╭──

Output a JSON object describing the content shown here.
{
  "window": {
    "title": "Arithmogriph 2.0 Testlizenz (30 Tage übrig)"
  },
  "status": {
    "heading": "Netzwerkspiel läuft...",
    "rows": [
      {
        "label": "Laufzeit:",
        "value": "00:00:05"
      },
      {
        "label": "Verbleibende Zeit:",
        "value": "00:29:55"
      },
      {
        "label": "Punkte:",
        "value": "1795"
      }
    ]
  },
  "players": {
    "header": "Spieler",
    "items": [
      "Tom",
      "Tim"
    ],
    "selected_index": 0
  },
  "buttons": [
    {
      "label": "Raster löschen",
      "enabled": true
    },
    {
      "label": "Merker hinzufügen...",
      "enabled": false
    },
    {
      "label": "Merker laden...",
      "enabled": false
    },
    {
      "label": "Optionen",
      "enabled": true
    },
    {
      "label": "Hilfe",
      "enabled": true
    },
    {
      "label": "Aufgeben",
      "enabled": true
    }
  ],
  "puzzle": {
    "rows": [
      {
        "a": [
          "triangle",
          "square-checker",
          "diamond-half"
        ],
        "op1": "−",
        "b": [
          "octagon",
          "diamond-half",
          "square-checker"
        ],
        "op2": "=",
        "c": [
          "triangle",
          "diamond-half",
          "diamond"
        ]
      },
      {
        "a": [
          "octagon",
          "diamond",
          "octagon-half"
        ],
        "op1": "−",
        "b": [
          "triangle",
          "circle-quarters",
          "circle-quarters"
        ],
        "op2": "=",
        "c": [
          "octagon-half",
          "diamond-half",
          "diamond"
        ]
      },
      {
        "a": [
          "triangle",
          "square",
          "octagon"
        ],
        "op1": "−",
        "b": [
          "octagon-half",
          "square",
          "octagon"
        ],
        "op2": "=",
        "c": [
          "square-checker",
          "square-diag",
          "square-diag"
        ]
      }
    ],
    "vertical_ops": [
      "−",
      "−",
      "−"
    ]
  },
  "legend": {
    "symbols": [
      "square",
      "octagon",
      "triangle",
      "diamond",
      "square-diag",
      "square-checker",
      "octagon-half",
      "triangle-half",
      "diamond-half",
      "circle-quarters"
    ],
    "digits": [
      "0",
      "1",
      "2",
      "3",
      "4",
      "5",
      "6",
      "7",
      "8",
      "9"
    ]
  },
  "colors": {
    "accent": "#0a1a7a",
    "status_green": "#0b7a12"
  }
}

╰──
╭──

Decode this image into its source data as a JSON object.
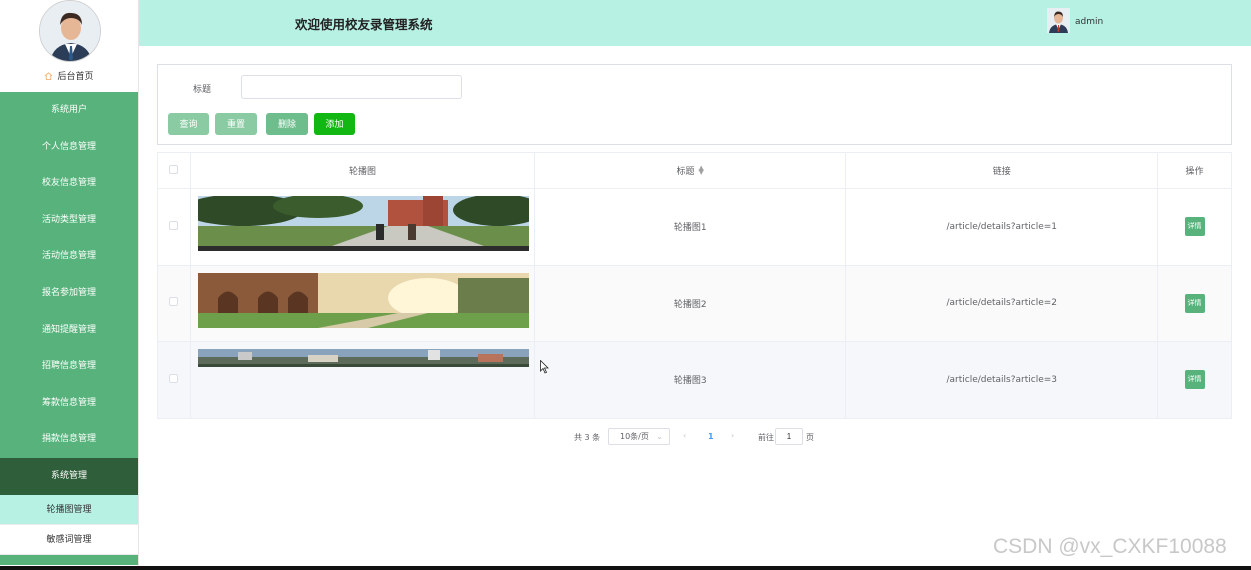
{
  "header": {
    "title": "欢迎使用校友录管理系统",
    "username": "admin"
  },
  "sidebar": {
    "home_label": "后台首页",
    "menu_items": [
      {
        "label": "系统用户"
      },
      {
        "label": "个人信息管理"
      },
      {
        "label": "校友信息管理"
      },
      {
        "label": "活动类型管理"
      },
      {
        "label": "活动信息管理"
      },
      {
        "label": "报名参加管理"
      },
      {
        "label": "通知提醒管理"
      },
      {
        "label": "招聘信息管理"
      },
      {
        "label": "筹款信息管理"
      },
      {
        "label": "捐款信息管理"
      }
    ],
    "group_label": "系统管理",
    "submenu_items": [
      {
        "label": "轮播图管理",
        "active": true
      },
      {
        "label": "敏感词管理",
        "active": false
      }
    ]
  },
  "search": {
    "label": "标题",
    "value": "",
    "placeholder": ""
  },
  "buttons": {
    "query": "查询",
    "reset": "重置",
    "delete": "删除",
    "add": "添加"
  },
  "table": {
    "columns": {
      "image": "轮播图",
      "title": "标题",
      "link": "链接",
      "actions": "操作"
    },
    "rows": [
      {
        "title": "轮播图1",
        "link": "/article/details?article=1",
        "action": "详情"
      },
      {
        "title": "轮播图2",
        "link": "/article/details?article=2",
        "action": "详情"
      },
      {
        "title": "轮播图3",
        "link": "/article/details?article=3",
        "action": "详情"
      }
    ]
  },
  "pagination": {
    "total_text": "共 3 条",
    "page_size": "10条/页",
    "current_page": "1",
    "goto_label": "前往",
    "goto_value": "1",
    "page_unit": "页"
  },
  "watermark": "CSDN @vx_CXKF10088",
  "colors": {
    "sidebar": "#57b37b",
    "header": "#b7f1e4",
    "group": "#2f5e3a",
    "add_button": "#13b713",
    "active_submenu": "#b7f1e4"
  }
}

╰──

Requirement ::
Copy all lines from the material that contain "square".

Answer ::
          "square-checker",
          "square-checker"
          "square",
          "square",
          "square-checker",
          "square-diag",
          "square-diag"
      "square",
      "square-diag",
      "square-checker",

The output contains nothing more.